**Requirement**
Rewrite the lines of data from the one containing "where is each" through the one containing "- svg-text:RPL27: RPL27: [1538, 1551, 1572, 1563]", inclusive, with "Output" changed to "Give" and everything else left as is. Return only those lines.

**Material for the task**

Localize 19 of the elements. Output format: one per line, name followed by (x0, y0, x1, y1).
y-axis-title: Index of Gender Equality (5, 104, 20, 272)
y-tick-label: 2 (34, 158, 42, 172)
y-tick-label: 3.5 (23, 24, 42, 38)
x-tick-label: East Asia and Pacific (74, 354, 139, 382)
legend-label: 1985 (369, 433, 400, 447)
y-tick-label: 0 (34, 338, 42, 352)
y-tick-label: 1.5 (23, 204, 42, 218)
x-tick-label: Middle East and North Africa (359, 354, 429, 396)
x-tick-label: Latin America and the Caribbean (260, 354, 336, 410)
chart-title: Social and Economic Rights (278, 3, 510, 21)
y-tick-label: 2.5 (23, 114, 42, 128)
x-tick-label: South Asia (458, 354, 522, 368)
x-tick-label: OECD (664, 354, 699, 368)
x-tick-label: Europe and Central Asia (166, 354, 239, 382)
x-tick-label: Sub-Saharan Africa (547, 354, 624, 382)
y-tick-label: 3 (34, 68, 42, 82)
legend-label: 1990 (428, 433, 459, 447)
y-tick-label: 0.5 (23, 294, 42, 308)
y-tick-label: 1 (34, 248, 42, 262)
==
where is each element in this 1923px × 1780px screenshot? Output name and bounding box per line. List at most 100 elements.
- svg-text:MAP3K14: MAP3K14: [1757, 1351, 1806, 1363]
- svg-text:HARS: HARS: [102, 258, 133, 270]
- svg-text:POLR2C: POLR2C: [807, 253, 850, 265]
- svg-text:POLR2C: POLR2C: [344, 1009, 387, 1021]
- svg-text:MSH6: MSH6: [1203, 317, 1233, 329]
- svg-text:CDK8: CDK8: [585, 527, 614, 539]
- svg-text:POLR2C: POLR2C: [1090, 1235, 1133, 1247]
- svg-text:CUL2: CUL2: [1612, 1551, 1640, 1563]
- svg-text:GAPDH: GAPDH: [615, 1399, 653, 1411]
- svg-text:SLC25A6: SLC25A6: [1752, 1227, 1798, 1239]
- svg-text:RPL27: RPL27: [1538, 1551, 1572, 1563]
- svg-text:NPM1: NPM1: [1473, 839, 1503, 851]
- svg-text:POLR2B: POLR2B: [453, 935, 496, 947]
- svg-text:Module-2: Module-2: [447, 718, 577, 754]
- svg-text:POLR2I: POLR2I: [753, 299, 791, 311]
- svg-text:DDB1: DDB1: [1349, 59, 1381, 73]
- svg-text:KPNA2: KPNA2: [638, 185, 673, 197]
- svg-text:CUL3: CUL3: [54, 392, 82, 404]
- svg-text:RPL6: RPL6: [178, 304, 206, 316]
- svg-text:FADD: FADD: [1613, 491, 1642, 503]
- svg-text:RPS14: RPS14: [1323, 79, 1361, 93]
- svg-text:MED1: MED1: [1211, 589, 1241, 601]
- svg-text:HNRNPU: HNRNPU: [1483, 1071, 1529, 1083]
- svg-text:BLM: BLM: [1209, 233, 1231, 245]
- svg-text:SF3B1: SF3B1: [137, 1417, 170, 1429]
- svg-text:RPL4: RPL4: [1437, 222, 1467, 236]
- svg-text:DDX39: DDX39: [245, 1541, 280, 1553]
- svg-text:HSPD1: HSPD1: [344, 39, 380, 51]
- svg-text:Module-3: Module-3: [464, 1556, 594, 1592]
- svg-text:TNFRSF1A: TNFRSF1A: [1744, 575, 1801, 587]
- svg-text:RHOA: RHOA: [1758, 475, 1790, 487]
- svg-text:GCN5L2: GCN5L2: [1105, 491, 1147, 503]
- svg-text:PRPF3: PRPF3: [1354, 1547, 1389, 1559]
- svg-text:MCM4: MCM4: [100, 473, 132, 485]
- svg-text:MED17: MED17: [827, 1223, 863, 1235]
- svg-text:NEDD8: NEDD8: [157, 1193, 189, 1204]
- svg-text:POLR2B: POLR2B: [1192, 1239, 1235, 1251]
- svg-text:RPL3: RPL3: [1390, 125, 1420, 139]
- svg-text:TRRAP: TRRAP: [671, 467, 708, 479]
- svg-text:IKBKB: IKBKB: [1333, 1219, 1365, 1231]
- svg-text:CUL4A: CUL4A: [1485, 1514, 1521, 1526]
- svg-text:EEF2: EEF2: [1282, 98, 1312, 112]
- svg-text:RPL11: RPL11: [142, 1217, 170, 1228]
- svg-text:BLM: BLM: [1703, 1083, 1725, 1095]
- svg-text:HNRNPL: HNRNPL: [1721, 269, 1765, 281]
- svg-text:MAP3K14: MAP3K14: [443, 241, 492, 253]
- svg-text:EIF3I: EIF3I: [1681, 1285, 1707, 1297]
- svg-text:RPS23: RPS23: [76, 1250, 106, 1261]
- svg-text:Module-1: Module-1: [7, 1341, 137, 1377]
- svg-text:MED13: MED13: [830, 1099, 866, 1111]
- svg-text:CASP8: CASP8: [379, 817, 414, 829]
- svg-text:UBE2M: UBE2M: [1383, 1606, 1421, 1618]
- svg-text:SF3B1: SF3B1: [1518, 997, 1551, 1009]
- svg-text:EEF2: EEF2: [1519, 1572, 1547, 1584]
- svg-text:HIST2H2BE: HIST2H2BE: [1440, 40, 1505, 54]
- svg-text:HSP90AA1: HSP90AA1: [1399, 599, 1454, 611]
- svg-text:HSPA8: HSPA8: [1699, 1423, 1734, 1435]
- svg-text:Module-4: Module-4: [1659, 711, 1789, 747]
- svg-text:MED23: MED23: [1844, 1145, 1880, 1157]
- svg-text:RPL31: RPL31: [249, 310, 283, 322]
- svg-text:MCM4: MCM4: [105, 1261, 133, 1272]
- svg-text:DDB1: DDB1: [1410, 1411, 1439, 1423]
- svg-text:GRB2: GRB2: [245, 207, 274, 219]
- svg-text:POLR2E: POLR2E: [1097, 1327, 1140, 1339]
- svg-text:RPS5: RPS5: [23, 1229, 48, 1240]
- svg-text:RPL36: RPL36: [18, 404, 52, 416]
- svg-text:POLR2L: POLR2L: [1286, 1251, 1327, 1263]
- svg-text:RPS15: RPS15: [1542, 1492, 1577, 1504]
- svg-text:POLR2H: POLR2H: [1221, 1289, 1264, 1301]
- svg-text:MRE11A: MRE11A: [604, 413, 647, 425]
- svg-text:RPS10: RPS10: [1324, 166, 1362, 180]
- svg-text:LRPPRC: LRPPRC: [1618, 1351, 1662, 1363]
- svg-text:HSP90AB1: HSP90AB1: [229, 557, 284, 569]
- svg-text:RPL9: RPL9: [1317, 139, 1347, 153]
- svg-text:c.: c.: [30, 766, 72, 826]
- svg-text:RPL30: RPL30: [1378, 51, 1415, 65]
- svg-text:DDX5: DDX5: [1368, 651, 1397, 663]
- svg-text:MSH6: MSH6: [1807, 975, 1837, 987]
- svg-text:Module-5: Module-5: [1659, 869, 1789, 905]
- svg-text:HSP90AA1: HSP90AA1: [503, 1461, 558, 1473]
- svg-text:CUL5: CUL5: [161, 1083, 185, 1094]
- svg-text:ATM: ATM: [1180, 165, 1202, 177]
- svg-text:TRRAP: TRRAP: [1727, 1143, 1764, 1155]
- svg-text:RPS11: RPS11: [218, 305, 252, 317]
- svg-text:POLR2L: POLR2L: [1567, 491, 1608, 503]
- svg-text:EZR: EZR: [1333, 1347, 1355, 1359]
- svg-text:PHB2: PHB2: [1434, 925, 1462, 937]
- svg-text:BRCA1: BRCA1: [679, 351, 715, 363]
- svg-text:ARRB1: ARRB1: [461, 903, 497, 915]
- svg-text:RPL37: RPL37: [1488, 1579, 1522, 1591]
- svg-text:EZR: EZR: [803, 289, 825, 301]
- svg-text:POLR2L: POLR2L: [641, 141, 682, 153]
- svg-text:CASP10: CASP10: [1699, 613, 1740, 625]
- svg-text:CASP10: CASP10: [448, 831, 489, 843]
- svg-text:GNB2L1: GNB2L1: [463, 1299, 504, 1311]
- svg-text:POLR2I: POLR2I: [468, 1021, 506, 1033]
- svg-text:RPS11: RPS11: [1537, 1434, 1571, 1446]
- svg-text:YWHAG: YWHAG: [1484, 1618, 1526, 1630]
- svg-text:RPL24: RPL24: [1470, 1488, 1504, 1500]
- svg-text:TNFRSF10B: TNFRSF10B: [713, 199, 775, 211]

**Complete answer**
where is each element in this 1923px × 1780px screenshot? Give name and bounding box per line. List at most 100 elements.
- svg-text:MAP3K14: MAP3K14: [1757, 1351, 1806, 1363]
- svg-text:HARS: HARS: [102, 258, 133, 270]
- svg-text:POLR2C: POLR2C: [807, 253, 850, 265]
- svg-text:POLR2C: POLR2C: [344, 1009, 387, 1021]
- svg-text:MSH6: MSH6: [1203, 317, 1233, 329]
- svg-text:CDK8: CDK8: [585, 527, 614, 539]
- svg-text:POLR2C: POLR2C: [1090, 1235, 1133, 1247]
- svg-text:CUL2: CUL2: [1612, 1551, 1640, 1563]
- svg-text:GAPDH: GAPDH: [615, 1399, 653, 1411]
- svg-text:SLC25A6: SLC25A6: [1752, 1227, 1798, 1239]
- svg-text:RPL27: RPL27: [1538, 1551, 1572, 1563]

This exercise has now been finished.